··· SUPPLIED DATA

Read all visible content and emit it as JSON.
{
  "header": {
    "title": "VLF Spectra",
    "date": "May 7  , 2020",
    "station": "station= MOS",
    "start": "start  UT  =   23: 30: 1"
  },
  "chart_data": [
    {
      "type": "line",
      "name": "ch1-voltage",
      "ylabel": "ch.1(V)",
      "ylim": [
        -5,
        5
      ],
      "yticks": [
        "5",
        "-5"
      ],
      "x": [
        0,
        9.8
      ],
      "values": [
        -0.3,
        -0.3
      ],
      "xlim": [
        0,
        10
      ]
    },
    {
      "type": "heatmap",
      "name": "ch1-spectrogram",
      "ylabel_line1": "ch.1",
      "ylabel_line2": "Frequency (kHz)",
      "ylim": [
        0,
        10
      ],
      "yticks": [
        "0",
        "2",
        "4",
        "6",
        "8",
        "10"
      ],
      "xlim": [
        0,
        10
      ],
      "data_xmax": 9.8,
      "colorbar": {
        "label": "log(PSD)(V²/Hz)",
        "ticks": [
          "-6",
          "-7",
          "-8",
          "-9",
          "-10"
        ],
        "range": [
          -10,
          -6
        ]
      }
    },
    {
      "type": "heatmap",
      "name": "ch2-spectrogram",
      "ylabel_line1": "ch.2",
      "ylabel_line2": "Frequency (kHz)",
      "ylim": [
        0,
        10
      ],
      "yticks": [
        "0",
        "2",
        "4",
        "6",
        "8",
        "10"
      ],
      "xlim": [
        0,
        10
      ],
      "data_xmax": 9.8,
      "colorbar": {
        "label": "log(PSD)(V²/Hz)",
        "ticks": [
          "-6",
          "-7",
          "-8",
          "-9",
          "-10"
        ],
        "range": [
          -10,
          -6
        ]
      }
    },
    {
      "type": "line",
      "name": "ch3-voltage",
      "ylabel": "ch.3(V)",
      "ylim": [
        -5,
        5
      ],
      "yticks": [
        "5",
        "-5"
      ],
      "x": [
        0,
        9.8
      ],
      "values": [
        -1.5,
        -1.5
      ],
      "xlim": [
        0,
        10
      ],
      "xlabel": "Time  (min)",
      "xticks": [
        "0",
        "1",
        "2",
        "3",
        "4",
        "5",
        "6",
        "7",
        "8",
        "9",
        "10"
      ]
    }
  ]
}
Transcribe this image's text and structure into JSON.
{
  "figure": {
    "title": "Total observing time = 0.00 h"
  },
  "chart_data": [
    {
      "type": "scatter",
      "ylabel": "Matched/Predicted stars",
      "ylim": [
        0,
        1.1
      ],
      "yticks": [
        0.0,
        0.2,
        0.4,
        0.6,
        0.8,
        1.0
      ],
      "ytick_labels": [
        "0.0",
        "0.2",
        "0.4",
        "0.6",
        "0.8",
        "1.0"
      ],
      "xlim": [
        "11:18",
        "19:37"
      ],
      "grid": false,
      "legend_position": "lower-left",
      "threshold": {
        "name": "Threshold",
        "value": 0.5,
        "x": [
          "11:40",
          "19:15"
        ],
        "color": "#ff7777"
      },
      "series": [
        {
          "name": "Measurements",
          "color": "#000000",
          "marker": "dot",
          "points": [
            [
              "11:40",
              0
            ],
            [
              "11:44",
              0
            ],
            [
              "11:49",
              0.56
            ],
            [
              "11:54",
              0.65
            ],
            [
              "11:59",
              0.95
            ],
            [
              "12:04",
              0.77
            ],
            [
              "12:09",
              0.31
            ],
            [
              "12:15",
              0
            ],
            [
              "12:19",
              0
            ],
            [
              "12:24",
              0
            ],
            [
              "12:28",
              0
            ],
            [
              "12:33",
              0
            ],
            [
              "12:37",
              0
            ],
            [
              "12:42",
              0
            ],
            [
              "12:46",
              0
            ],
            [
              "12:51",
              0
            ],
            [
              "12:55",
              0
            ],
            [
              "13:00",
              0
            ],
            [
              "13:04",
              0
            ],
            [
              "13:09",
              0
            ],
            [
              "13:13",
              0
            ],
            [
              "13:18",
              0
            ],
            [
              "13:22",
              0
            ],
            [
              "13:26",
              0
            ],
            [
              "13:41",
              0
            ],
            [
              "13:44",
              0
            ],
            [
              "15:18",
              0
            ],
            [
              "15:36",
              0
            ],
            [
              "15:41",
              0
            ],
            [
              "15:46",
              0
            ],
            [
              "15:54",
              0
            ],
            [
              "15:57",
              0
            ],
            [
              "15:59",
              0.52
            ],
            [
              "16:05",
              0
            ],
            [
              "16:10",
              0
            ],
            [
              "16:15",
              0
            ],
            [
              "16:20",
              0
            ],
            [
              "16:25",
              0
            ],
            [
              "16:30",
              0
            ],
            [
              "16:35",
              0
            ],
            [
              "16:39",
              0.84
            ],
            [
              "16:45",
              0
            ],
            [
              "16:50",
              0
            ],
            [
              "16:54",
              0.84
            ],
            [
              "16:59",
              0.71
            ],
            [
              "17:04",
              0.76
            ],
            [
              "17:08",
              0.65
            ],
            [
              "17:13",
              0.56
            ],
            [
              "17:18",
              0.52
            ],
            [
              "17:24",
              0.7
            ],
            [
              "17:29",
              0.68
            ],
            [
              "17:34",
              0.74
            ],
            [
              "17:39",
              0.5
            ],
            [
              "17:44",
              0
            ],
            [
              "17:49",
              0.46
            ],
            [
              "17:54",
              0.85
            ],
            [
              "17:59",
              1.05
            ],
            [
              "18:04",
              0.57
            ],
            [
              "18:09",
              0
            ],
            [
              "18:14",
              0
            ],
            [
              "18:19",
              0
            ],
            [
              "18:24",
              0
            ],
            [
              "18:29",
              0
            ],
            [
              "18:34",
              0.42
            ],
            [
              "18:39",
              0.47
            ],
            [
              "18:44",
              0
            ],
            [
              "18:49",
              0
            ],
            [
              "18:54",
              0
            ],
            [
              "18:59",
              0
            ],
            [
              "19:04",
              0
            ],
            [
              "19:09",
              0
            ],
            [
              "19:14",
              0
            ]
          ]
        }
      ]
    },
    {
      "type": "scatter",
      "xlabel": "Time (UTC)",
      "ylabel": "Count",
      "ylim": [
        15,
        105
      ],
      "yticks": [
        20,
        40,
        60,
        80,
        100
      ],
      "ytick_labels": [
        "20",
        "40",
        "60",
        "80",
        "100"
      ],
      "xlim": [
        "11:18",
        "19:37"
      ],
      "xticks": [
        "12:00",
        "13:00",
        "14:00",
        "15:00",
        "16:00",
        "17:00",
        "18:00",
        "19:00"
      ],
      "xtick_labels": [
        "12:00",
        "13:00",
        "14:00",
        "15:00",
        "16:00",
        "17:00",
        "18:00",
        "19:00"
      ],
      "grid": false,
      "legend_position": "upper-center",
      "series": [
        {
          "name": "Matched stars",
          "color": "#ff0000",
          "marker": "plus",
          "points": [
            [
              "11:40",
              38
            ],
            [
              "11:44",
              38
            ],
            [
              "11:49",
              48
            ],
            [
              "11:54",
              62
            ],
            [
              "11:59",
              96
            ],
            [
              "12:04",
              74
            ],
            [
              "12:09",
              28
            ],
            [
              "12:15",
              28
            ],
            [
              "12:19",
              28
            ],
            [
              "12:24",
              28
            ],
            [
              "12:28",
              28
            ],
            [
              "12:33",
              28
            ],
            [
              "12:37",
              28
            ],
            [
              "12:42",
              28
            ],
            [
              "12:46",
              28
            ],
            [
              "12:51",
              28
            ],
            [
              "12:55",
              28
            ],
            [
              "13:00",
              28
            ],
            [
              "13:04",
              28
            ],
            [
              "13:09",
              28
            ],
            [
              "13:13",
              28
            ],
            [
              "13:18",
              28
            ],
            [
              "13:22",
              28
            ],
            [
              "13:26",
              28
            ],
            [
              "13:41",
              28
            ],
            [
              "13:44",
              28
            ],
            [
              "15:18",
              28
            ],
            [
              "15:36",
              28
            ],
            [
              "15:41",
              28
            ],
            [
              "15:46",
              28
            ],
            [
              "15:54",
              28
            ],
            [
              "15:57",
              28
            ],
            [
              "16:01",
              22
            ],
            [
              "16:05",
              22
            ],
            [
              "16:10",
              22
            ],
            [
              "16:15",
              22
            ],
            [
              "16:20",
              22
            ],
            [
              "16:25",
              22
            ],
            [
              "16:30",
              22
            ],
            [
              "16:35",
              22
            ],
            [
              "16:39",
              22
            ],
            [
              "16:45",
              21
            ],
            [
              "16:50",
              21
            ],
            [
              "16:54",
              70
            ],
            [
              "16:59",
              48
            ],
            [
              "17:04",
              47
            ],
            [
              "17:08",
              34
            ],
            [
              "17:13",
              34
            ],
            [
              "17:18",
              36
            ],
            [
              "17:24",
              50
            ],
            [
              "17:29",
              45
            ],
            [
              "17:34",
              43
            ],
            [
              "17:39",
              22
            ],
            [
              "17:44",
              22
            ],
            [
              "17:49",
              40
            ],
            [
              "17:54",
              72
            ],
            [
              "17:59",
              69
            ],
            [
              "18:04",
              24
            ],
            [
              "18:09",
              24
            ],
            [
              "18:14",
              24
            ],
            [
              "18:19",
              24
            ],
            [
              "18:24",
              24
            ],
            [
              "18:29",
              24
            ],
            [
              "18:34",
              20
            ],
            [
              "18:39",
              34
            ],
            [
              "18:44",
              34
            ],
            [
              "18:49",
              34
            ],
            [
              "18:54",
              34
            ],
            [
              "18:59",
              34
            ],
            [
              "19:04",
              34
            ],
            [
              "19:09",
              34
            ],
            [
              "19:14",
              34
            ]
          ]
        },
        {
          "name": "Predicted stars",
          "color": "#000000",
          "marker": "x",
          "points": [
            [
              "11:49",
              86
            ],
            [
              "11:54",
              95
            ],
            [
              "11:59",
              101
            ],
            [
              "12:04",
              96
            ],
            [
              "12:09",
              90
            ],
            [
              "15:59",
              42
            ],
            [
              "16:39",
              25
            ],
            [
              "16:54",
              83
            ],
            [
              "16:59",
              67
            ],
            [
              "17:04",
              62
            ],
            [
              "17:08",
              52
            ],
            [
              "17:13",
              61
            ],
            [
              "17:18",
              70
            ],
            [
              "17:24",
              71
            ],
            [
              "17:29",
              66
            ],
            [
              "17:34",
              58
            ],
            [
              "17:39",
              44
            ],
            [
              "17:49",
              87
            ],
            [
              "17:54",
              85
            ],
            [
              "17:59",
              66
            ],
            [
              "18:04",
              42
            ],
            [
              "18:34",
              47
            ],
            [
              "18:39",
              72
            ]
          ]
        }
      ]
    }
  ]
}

······

**TASK INSTRUCTIONS**
In the records above, find the lines containing "title" and copy them.

**WORKED SOLUTION**
    "title": "VLF Spectra",
    "title": "Total observing time = 0.00 h"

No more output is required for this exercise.